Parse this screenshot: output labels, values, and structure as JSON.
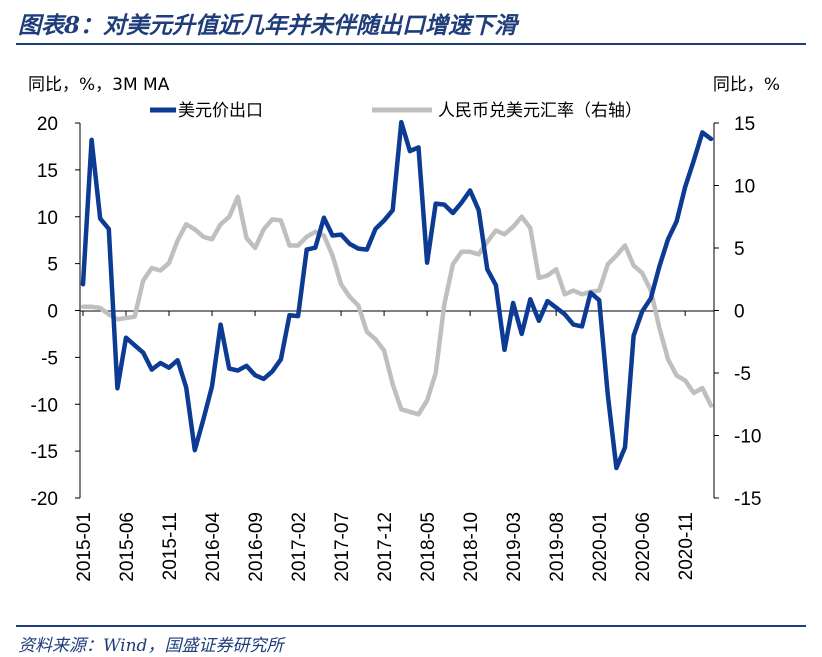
{
  "header": {
    "title": "图表8：对美元升值近几年并未伴随出口增速下滑"
  },
  "footer": {
    "source": "资料来源：Wind，国盛证券研究所"
  },
  "chart_data": {
    "type": "line",
    "title": "图表8：对美元升值近几年并未伴随出口增速下滑",
    "left_axis_unit": "同比，%，3M MA",
    "right_axis_unit": "同比，%",
    "ylim_left": [
      -20,
      20
    ],
    "ylim_right": [
      -15,
      15
    ],
    "yticks_left": [
      "20",
      "15",
      "10",
      "5",
      "0",
      "-5",
      "-10",
      "-15",
      "-20"
    ],
    "yticks_right": [
      "15",
      "10",
      "5",
      "0",
      "-5",
      "-10",
      "-15"
    ],
    "xticks": [
      "2015-01",
      "2015-06",
      "2015-11",
      "2016-04",
      "2016-09",
      "2017-02",
      "2017-07",
      "2017-12",
      "2018-05",
      "2018-10",
      "2019-03",
      "2019-08",
      "2020-01",
      "2020-06",
      "2020-11"
    ],
    "grid": false,
    "legend_position": "top",
    "colors": {
      "export": "#0d3b94",
      "fx": "#bfbfbf",
      "axis": "#000000"
    },
    "series": [
      {
        "name": "美元价出口",
        "axis": "left",
        "x": [
          "2015-01",
          "2015-02",
          "2015-03",
          "2015-04",
          "2015-05",
          "2015-06",
          "2015-07",
          "2015-08",
          "2015-09",
          "2015-10",
          "2015-11",
          "2015-12",
          "2016-01",
          "2016-02",
          "2016-03",
          "2016-04",
          "2016-05",
          "2016-06",
          "2016-07",
          "2016-08",
          "2016-09",
          "2016-10",
          "2016-11",
          "2016-12",
          "2017-01",
          "2017-02",
          "2017-03",
          "2017-04",
          "2017-05",
          "2017-06",
          "2017-07",
          "2017-08",
          "2017-09",
          "2017-10",
          "2017-11",
          "2017-12",
          "2018-01",
          "2018-02",
          "2018-03",
          "2018-04",
          "2018-05",
          "2018-06",
          "2018-07",
          "2018-08",
          "2018-09",
          "2018-10",
          "2018-11",
          "2018-12",
          "2019-01",
          "2019-02",
          "2019-03",
          "2019-04",
          "2019-05",
          "2019-06",
          "2019-07",
          "2019-08",
          "2019-09",
          "2019-10",
          "2019-11",
          "2019-12",
          "2020-01",
          "2020-02",
          "2020-03",
          "2020-04",
          "2020-05",
          "2020-06",
          "2020-07",
          "2020-08",
          "2020-09",
          "2020-10",
          "2020-11",
          "2020-12",
          "2021-01",
          "2021-02"
        ],
        "values": [
          2.8,
          18.2,
          9.8,
          8.7,
          -8.3,
          -2.9,
          -3.7,
          -4.5,
          -6.3,
          -5.6,
          -6.1,
          -5.3,
          -8.2,
          -14.9,
          -11.6,
          -8.1,
          -1.5,
          -6.2,
          -6.4,
          -5.9,
          -6.9,
          -7.3,
          -6.5,
          -5.2,
          -0.5,
          -0.6,
          6.5,
          6.7,
          9.9,
          8.0,
          8.1,
          7.1,
          6.6,
          6.5,
          8.7,
          9.6,
          10.7,
          20.1,
          17.0,
          17.4,
          5.1,
          11.4,
          11.3,
          10.4,
          11.5,
          12.8,
          10.7,
          4.4,
          2.7,
          -4.2,
          0.8,
          -2.5,
          1.2,
          -1.1,
          1.0,
          0.3,
          -0.4,
          -1.5,
          -1.7,
          1.9,
          1.1,
          -9.0,
          -16.8,
          -14.6,
          -2.7,
          -0.1,
          1.3,
          4.7,
          7.6,
          9.5,
          13.2,
          16.0,
          19.0,
          18.3
        ]
      },
      {
        "name": "人民币兑美元汇率（右轴）",
        "axis": "right",
        "x": [
          "2015-01",
          "2015-02",
          "2015-03",
          "2015-04",
          "2015-05",
          "2015-06",
          "2015-07",
          "2015-08",
          "2015-09",
          "2015-10",
          "2015-11",
          "2015-12",
          "2016-01",
          "2016-02",
          "2016-03",
          "2016-04",
          "2016-05",
          "2016-06",
          "2016-07",
          "2016-08",
          "2016-09",
          "2016-10",
          "2016-11",
          "2016-12",
          "2017-01",
          "2017-02",
          "2017-03",
          "2017-04",
          "2017-05",
          "2017-06",
          "2017-07",
          "2017-08",
          "2017-09",
          "2017-10",
          "2017-11",
          "2017-12",
          "2018-01",
          "2018-02",
          "2018-03",
          "2018-04",
          "2018-05",
          "2018-06",
          "2018-07",
          "2018-08",
          "2018-09",
          "2018-10",
          "2018-11",
          "2018-12",
          "2019-01",
          "2019-02",
          "2019-03",
          "2019-04",
          "2019-05",
          "2019-06",
          "2019-07",
          "2019-08",
          "2019-09",
          "2019-10",
          "2019-11",
          "2019-12",
          "2020-01",
          "2020-02",
          "2020-03",
          "2020-04",
          "2020-05",
          "2020-06",
          "2020-07",
          "2020-08",
          "2020-09",
          "2020-10",
          "2020-11",
          "2020-12",
          "2021-01",
          "2021-02"
        ],
        "values": [
          0.3,
          0.3,
          0.2,
          -0.3,
          -0.7,
          -0.6,
          -0.5,
          2.4,
          3.4,
          3.2,
          3.8,
          5.6,
          6.9,
          6.5,
          5.9,
          5.7,
          6.9,
          7.5,
          9.1,
          5.8,
          5.0,
          6.5,
          7.3,
          7.2,
          5.2,
          5.2,
          5.9,
          6.3,
          6.0,
          4.4,
          2.1,
          1.1,
          0.4,
          -1.7,
          -2.3,
          -3.2,
          -5.9,
          -7.9,
          -8.1,
          -8.3,
          -7.2,
          -5.0,
          0.5,
          3.7,
          4.7,
          4.7,
          4.5,
          5.5,
          6.4,
          6.1,
          6.7,
          7.5,
          6.6,
          2.6,
          2.8,
          3.3,
          1.3,
          1.6,
          1.3,
          1.5,
          1.6,
          3.7,
          4.4,
          5.2,
          3.6,
          3.0,
          1.6,
          -1.4,
          -3.9,
          -5.2,
          -5.6,
          -6.6,
          -6.2,
          -7.6
        ]
      }
    ]
  }
}
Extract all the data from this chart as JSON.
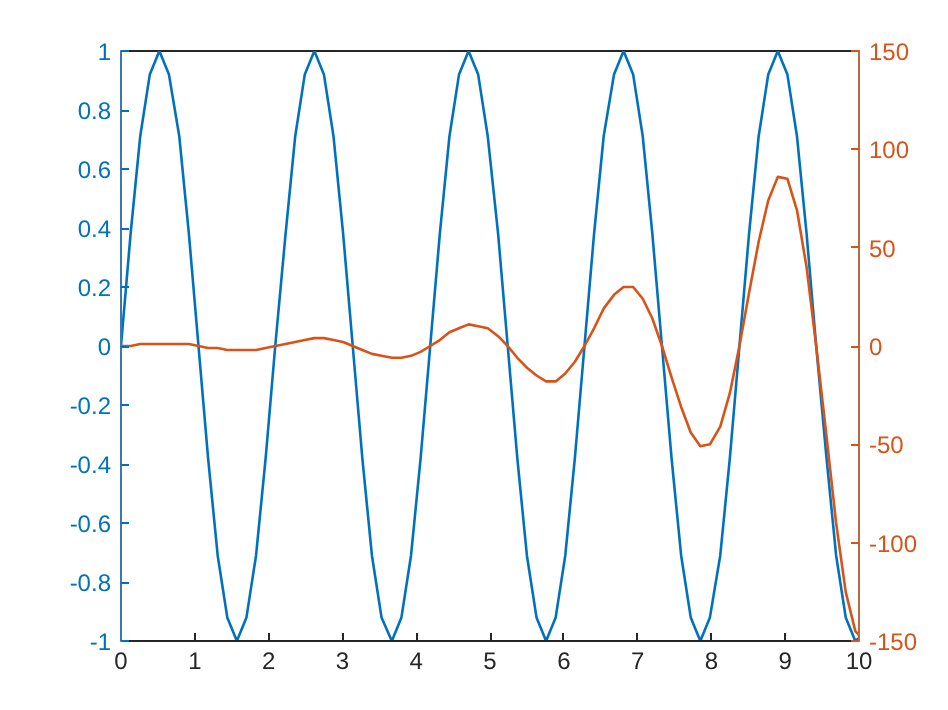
{
  "chart_data": {
    "type": "line",
    "x": [
      0,
      0.13,
      0.26,
      0.39,
      0.52,
      0.65,
      0.79,
      0.92,
      1.05,
      1.18,
      1.31,
      1.44,
      1.57,
      1.7,
      1.83,
      1.96,
      2.09,
      2.23,
      2.36,
      2.49,
      2.62,
      2.75,
      2.88,
      3.01,
      3.14,
      3.27,
      3.4,
      3.53,
      3.67,
      3.8,
      3.93,
      4.06,
      4.19,
      4.32,
      4.45,
      4.58,
      4.71,
      4.84,
      4.97,
      5.11,
      5.24,
      5.37,
      5.5,
      5.63,
      5.76,
      5.89,
      6.02,
      6.15,
      6.28,
      6.41,
      6.54,
      6.68,
      6.81,
      6.94,
      7.07,
      7.2,
      7.33,
      7.46,
      7.59,
      7.72,
      7.85,
      7.98,
      8.12,
      8.25,
      8.38,
      8.51,
      8.64,
      8.77,
      8.9,
      9.03,
      9.16,
      9.29,
      9.42,
      9.56,
      9.69,
      9.82,
      9.95,
      10
    ],
    "series": [
      {
        "color": "#0072bd",
        "axis": "y",
        "values": [
          0,
          0.38,
          0.71,
          0.92,
          1,
          0.92,
          0.71,
          0.38,
          0,
          -0.38,
          -0.71,
          -0.92,
          -1,
          -0.92,
          -0.71,
          -0.38,
          0,
          0.38,
          0.71,
          0.92,
          1,
          0.92,
          0.71,
          0.38,
          0,
          -0.38,
          -0.71,
          -0.92,
          -1,
          -0.92,
          -0.71,
          -0.38,
          0,
          0.38,
          0.71,
          0.92,
          1,
          0.92,
          0.71,
          0.38,
          0,
          -0.38,
          -0.71,
          -0.92,
          -1,
          -0.92,
          -0.71,
          -0.38,
          0,
          0.38,
          0.71,
          0.92,
          1,
          0.92,
          0.71,
          0.38,
          0,
          -0.38,
          -0.71,
          -0.92,
          -1,
          -0.92,
          -0.71,
          -0.38,
          0,
          0.38,
          0.71,
          0.92,
          1,
          0.92,
          0.71,
          0.38,
          0,
          -0.38,
          -0.71,
          -0.92,
          -1,
          -0.99
        ]
      },
      {
        "color": "#d95319",
        "axis": "y2",
        "values": [
          0,
          0,
          1,
          1,
          1,
          1,
          1,
          1,
          0,
          -1,
          -1,
          -2,
          -2,
          -2,
          -2,
          -1,
          0,
          1,
          2,
          3,
          4,
          4,
          3,
          2,
          0,
          -2,
          -4,
          -5,
          -6,
          -6,
          -5,
          -3,
          0,
          3,
          7,
          9,
          11,
          10,
          9,
          5,
          0,
          -6,
          -11,
          -15,
          -18,
          -18,
          -14,
          -8,
          0,
          9,
          19,
          26,
          30,
          30,
          24,
          14,
          0,
          -16,
          -31,
          -44,
          -51,
          -50,
          -41,
          -24,
          0,
          27,
          53,
          74,
          86,
          85,
          69,
          40,
          0,
          -46,
          -90,
          -125,
          -145,
          -147
        ]
      }
    ],
    "xlim": [
      0,
      10
    ],
    "xticks": [
      0,
      1,
      2,
      3,
      4,
      5,
      6,
      7,
      8,
      9,
      10
    ],
    "ylim": [
      -1,
      1
    ],
    "yticks": [
      -1,
      -0.8,
      -0.6,
      -0.4,
      -0.2,
      0,
      0.2,
      0.4,
      0.6,
      0.8,
      1
    ],
    "y2lim": [
      -150,
      150
    ],
    "y2ticks": [
      -150,
      -100,
      -50,
      0,
      50,
      100,
      150
    ],
    "grid": false,
    "line_style": "solid",
    "marker": "none"
  }
}
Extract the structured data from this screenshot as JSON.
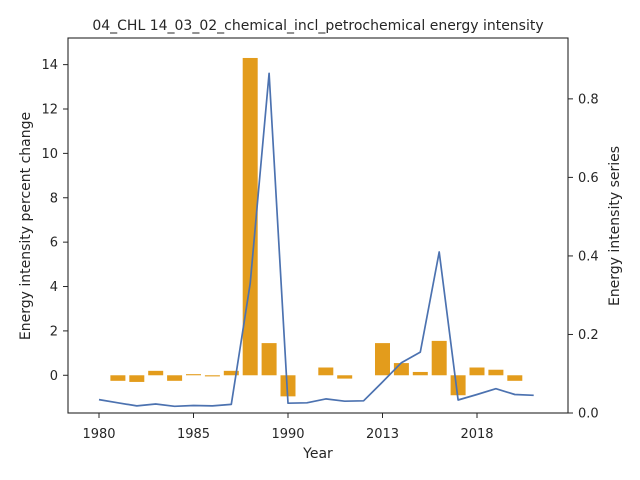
{
  "chart_data": {
    "type": "bar+line",
    "title": "04_CHL 14_03_02_chemical_incl_petrochemical energy intensity",
    "xlabel": "Year",
    "ylabel_left": "Energy intensity percent change",
    "ylabel_right": "Energy intensity series",
    "x_tick_labels": [
      "1980",
      "1985",
      "1990",
      "2013",
      "2018"
    ],
    "y_left_ticks": [
      "0",
      "2",
      "4",
      "6",
      "8",
      "10",
      "12",
      "14"
    ],
    "y_right_ticks": [
      "0.0",
      "0.2",
      "0.4",
      "0.6",
      "0.8"
    ],
    "y_left_lim": [
      -1.7,
      15.2
    ],
    "y_right_lim": [
      0.0,
      0.955
    ],
    "bar_color": "#e39c1c",
    "line_color": "#4c72b0",
    "bars": [
      {
        "slot": 1,
        "value": -0.25
      },
      {
        "slot": 2,
        "value": -0.3
      },
      {
        "slot": 3,
        "value": 0.2
      },
      {
        "slot": 4,
        "value": -0.25
      },
      {
        "slot": 5,
        "value": 0.05
      },
      {
        "slot": 6,
        "value": -0.05
      },
      {
        "slot": 7,
        "value": 0.2
      },
      {
        "slot": 8,
        "value": 14.3
      },
      {
        "slot": 9,
        "value": 1.45
      },
      {
        "slot": 10,
        "value": -0.95
      },
      {
        "slot": 12,
        "value": 0.35
      },
      {
        "slot": 13,
        "value": -0.15
      },
      {
        "slot": 15,
        "value": 1.45
      },
      {
        "slot": 16,
        "value": 0.55
      },
      {
        "slot": 17,
        "value": 0.15
      },
      {
        "slot": 18,
        "value": 1.55
      },
      {
        "slot": 19,
        "value": -0.9
      },
      {
        "slot": 20,
        "value": 0.35
      },
      {
        "slot": 21,
        "value": 0.25
      },
      {
        "slot": 22,
        "value": -0.25
      }
    ],
    "series": [
      {
        "slot": 0,
        "value": 0.034
      },
      {
        "slot": 1,
        "value": 0.026
      },
      {
        "slot": 2,
        "value": 0.018
      },
      {
        "slot": 3,
        "value": 0.023
      },
      {
        "slot": 4,
        "value": 0.017
      },
      {
        "slot": 5,
        "value": 0.019
      },
      {
        "slot": 6,
        "value": 0.018
      },
      {
        "slot": 7,
        "value": 0.022
      },
      {
        "slot": 8,
        "value": 0.33
      },
      {
        "slot": 9,
        "value": 0.865
      },
      {
        "slot": 10,
        "value": 0.025
      },
      {
        "slot": 11,
        "value": 0.026
      },
      {
        "slot": 12,
        "value": 0.036
      },
      {
        "slot": 13,
        "value": 0.03
      },
      {
        "slot": 14,
        "value": 0.031
      },
      {
        "slot": 15,
        "value": 0.079
      },
      {
        "slot": 16,
        "value": 0.128
      },
      {
        "slot": 17,
        "value": 0.155
      },
      {
        "slot": 18,
        "value": 0.41
      },
      {
        "slot": 19,
        "value": 0.033
      },
      {
        "slot": 20,
        "value": 0.047
      },
      {
        "slot": 21,
        "value": 0.062
      },
      {
        "slot": 22,
        "value": 0.047
      },
      {
        "slot": 23,
        "value": 0.045
      }
    ],
    "x_ticks": [
      {
        "label": "1980",
        "slot": 0
      },
      {
        "label": "1985",
        "slot": 5
      },
      {
        "label": "1990",
        "slot": 10
      },
      {
        "label": "2013",
        "slot": 15
      },
      {
        "label": "2018",
        "slot": 20
      }
    ],
    "grid": false,
    "legend": "none"
  }
}
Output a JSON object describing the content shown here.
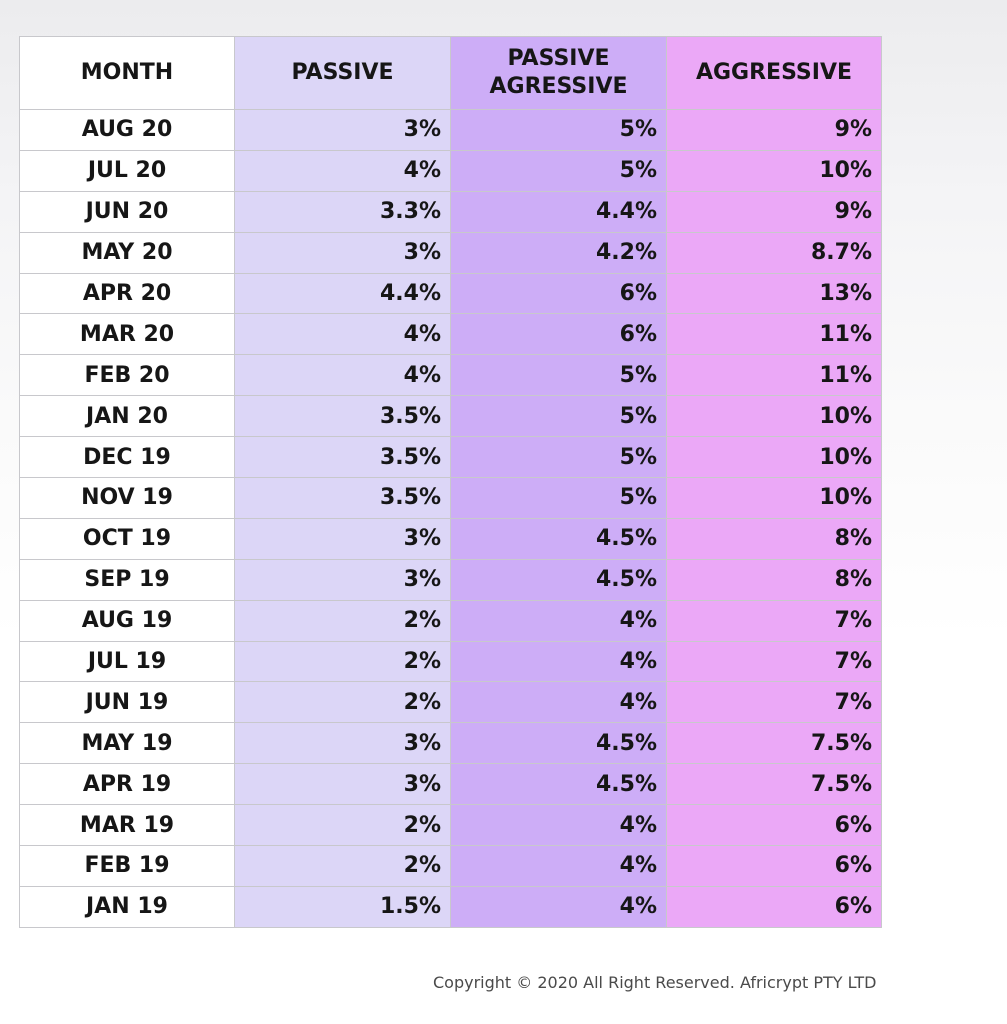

·····

Across the entries above, how many lines contain "from"? Provide only the count.

2